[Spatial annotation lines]
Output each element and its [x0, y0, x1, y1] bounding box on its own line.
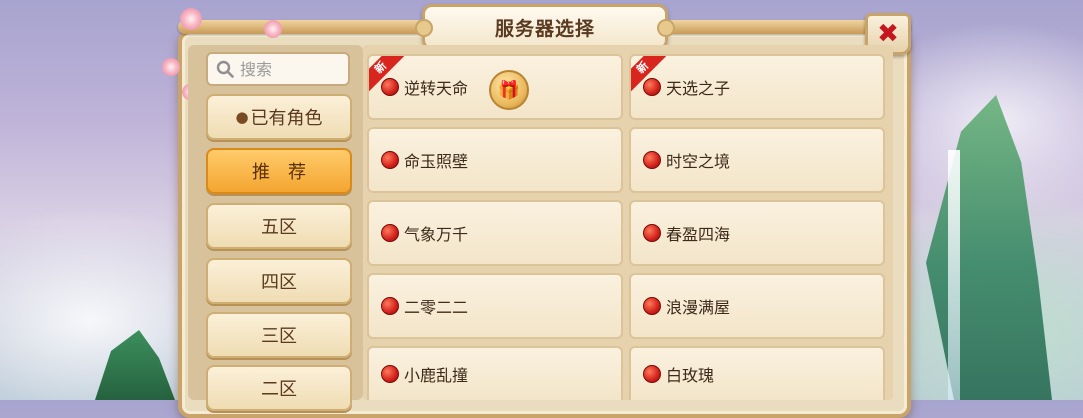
category-label: 二区	[261, 379, 297, 400]
server-item[interactable]: 时空之境	[629, 127, 885, 193]
blossom-decoration	[180, 8, 202, 30]
server-name: 小鹿乱撞	[404, 366, 469, 385]
background-cliff-right	[926, 95, 1052, 400]
server-item[interactable]: 二零二二	[367, 273, 623, 339]
server-item[interactable]: 新 逆转天命 🎁	[367, 54, 623, 120]
status-dot-icon	[381, 151, 399, 169]
category-my-roles[interactable]: ● 已有角色	[206, 94, 352, 140]
blossom-decoration	[264, 20, 282, 38]
search-input[interactable]	[238, 58, 342, 80]
server-name: 逆转天命	[404, 79, 469, 98]
status-dot-icon	[643, 151, 661, 169]
page-title: 服务器选择	[494, 17, 595, 40]
server-name: 二零二二	[404, 298, 469, 317]
status-dot-icon	[381, 297, 399, 315]
status-dot-icon	[643, 365, 661, 383]
title-ornament	[657, 19, 675, 37]
status-dot-icon	[643, 78, 661, 96]
server-name: 时空之境	[666, 152, 731, 171]
server-name: 春盈四海	[666, 225, 731, 244]
status-dot-icon	[381, 365, 399, 383]
search-icon	[216, 60, 234, 78]
server-name: 浪漫满屋	[666, 298, 731, 317]
category-label: 四区	[261, 272, 297, 293]
title-ornament	[415, 19, 433, 37]
category-label: 五区	[261, 217, 297, 238]
server-item[interactable]: 白玫瑰	[629, 346, 885, 400]
status-dot-icon	[381, 78, 399, 96]
category-label: 推 荐	[252, 162, 306, 183]
status-dot-icon	[381, 224, 399, 242]
category-zone-3[interactable]: 三区	[206, 312, 352, 358]
server-name: 命玉照壁	[404, 152, 469, 171]
background-waterfall	[948, 150, 960, 400]
close-x-icon: ✖	[877, 19, 899, 49]
background-cliff-left	[95, 330, 175, 400]
server-name: 天选之子	[666, 79, 731, 98]
gift-icon[interactable]: 🎁	[489, 70, 529, 110]
category-label: 已有角色	[250, 108, 323, 129]
server-item[interactable]: 气象万千	[367, 200, 623, 266]
server-item[interactable]: 小鹿乱撞	[367, 346, 623, 400]
server-item[interactable]: 命玉照壁	[367, 127, 623, 193]
server-item[interactable]: 春盈四海	[629, 200, 885, 266]
category-zone-5[interactable]: 五区	[206, 203, 352, 249]
user-icon: ●	[235, 108, 249, 126]
category-recommended[interactable]: 推 荐	[206, 148, 352, 194]
status-dot-icon	[643, 297, 661, 315]
server-name: 气象万千	[404, 225, 469, 244]
search-box[interactable]	[206, 52, 350, 86]
server-item[interactable]: 新 天选之子	[629, 54, 885, 120]
server-item[interactable]: 浪漫满屋	[629, 273, 885, 339]
blossom-decoration	[162, 58, 180, 76]
server-name: 白玫瑰	[666, 366, 715, 385]
status-dot-icon	[643, 224, 661, 242]
category-label: 三区	[261, 326, 297, 347]
title-plate: 服务器选择	[415, 4, 675, 50]
category-zone-2[interactable]: 二区	[206, 365, 352, 411]
category-zone-4[interactable]: 四区	[206, 258, 352, 304]
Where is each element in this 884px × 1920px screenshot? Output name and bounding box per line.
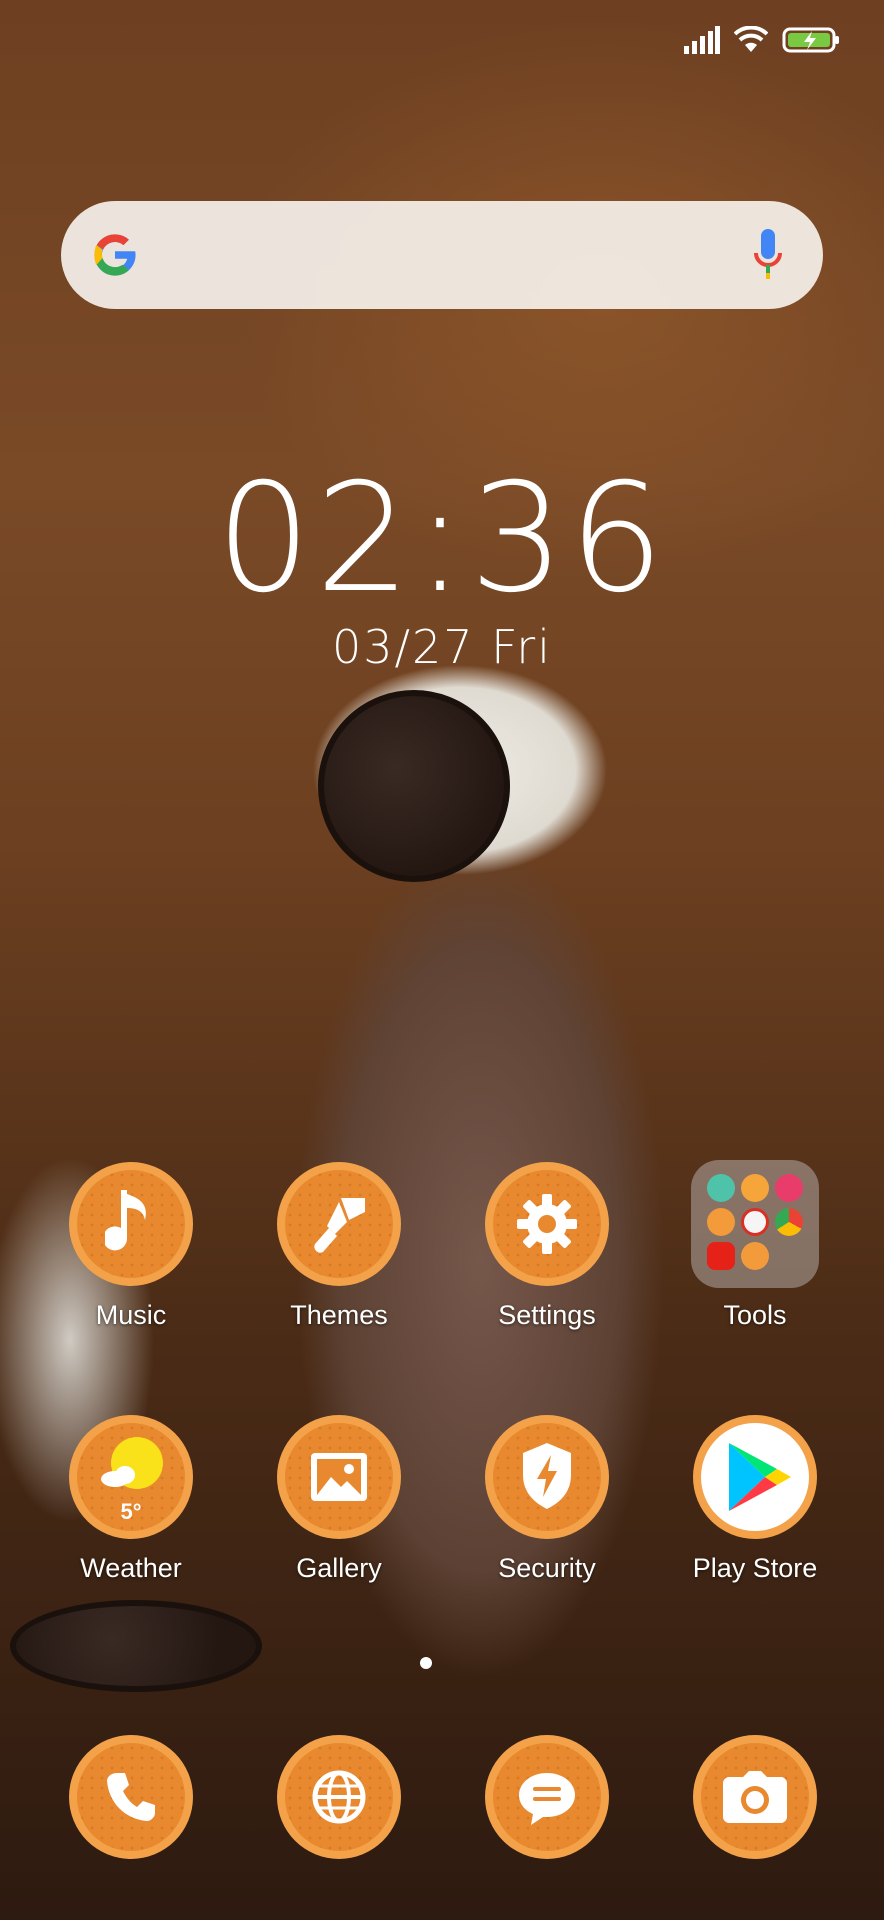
page-indicator-dot[interactable]	[420, 1657, 432, 1669]
downloads-mini-icon	[741, 1242, 769, 1270]
contacts-mini-icon	[707, 1208, 735, 1236]
dock-camera[interactable]	[670, 1733, 840, 1861]
shield-bolt-icon	[523, 1443, 571, 1509]
youtube-mini-icon	[707, 1242, 735, 1270]
app-gallery[interactable]: Gallery	[254, 1413, 424, 1584]
gear-icon	[517, 1194, 577, 1254]
app-settings[interactable]: Settings	[462, 1160, 632, 1331]
wallpaper-cookie	[10, 1600, 262, 1692]
google-search-bar[interactable]	[61, 201, 823, 309]
chrome-mini-icon	[775, 1208, 803, 1236]
play-store-icon	[729, 1443, 791, 1511]
wifi-icon	[734, 26, 768, 52]
app-music[interactable]: Music	[46, 1160, 216, 1331]
app-themes[interactable]: Themes	[254, 1160, 424, 1331]
app-label: Music	[95, 1300, 167, 1330]
app-label: Tools	[723, 1300, 787, 1330]
app-label: Play Store	[692, 1553, 818, 1583]
app-security[interactable]: Security	[462, 1413, 632, 1584]
clock-time[interactable]: 02:36	[0, 452, 884, 626]
battery-charging-icon	[782, 27, 839, 53]
status-bar	[684, 22, 840, 58]
app-label: Settings	[498, 1300, 596, 1330]
play-mini-icon	[741, 1174, 769, 1202]
dock-browser[interactable]	[254, 1733, 424, 1861]
image-icon	[311, 1453, 367, 1501]
app-play-store[interactable]: Play Store	[670, 1413, 840, 1584]
play-movies-mini-icon	[775, 1174, 803, 1202]
wallpaper-cookie	[318, 690, 510, 882]
folder-icon	[691, 1160, 819, 1288]
app-label: Weather	[80, 1553, 182, 1583]
google-logo-icon	[94, 234, 137, 276]
music-note-icon	[105, 1190, 146, 1251]
messages-icon	[519, 1773, 575, 1825]
clock-date[interactable]: 03/27 Fri	[0, 620, 884, 674]
camera-icon	[723, 1771, 787, 1823]
browser-globe-icon	[312, 1770, 366, 1824]
app-label: Themes	[290, 1300, 388, 1330]
mic-icon[interactable]	[753, 229, 783, 281]
paintbrush-icon	[314, 1198, 365, 1253]
scanner-mini-icon	[707, 1174, 735, 1202]
dock-phone[interactable]	[46, 1733, 216, 1861]
weather-temp: 5°	[120, 1499, 142, 1524]
app-label: Security	[498, 1553, 596, 1583]
app-weather[interactable]: 5° Weather	[46, 1413, 216, 1584]
phone-icon	[107, 1773, 155, 1821]
gmail-mini-icon	[741, 1208, 769, 1236]
weather-sun-icon	[101, 1437, 163, 1489]
dock-messages[interactable]	[462, 1733, 632, 1861]
app-folder-tools[interactable]: Tools	[670, 1160, 840, 1331]
signal-icon	[684, 26, 720, 54]
app-label: Gallery	[296, 1553, 382, 1583]
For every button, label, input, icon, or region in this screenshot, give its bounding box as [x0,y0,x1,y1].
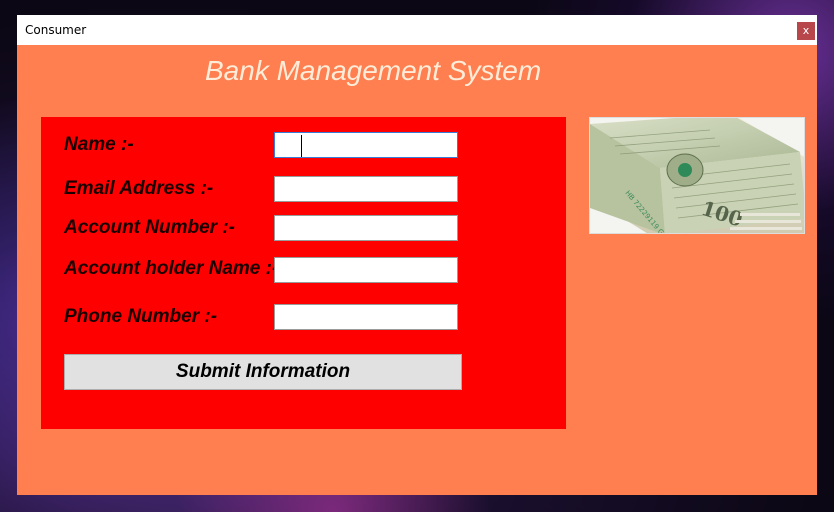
name-label: Name :- [64,134,134,155]
account-holder-name-label: Account holder Name :- [64,258,279,279]
close-button[interactable]: x [797,22,815,40]
phone-number-label: Phone Number :- [64,306,218,327]
email-input[interactable] [274,176,458,202]
account-holder-name-input[interactable] [274,257,458,283]
money-stack-icon: 100 HB 72229119 G [590,118,804,233]
money-stack-image: 100 HB 72229119 G [589,117,805,234]
window-title: Consumer [25,23,87,37]
text-caret [301,135,302,157]
submit-button[interactable]: Submit Information [64,354,462,390]
phone-number-input[interactable] [274,304,458,330]
account-number-input[interactable] [274,215,458,241]
title-bar: Consumer x [17,15,817,45]
form-panel: Name :- Email Address :- Account Number … [41,117,566,429]
app-heading: Bank Management System [205,55,542,86]
consumer-window: Consumer x Bank Management System Name :… [17,15,817,495]
email-label: Email Address :- [64,178,214,199]
account-number-label: Account Number :- [64,217,235,238]
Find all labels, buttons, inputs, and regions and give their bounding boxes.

# Task objective:
Please pull out every line above that contains the word "close".

# Result of this exercise:
close-x-icon: ✖	[877, 19, 899, 49]
close-button[interactable]: x [797,22,815,40]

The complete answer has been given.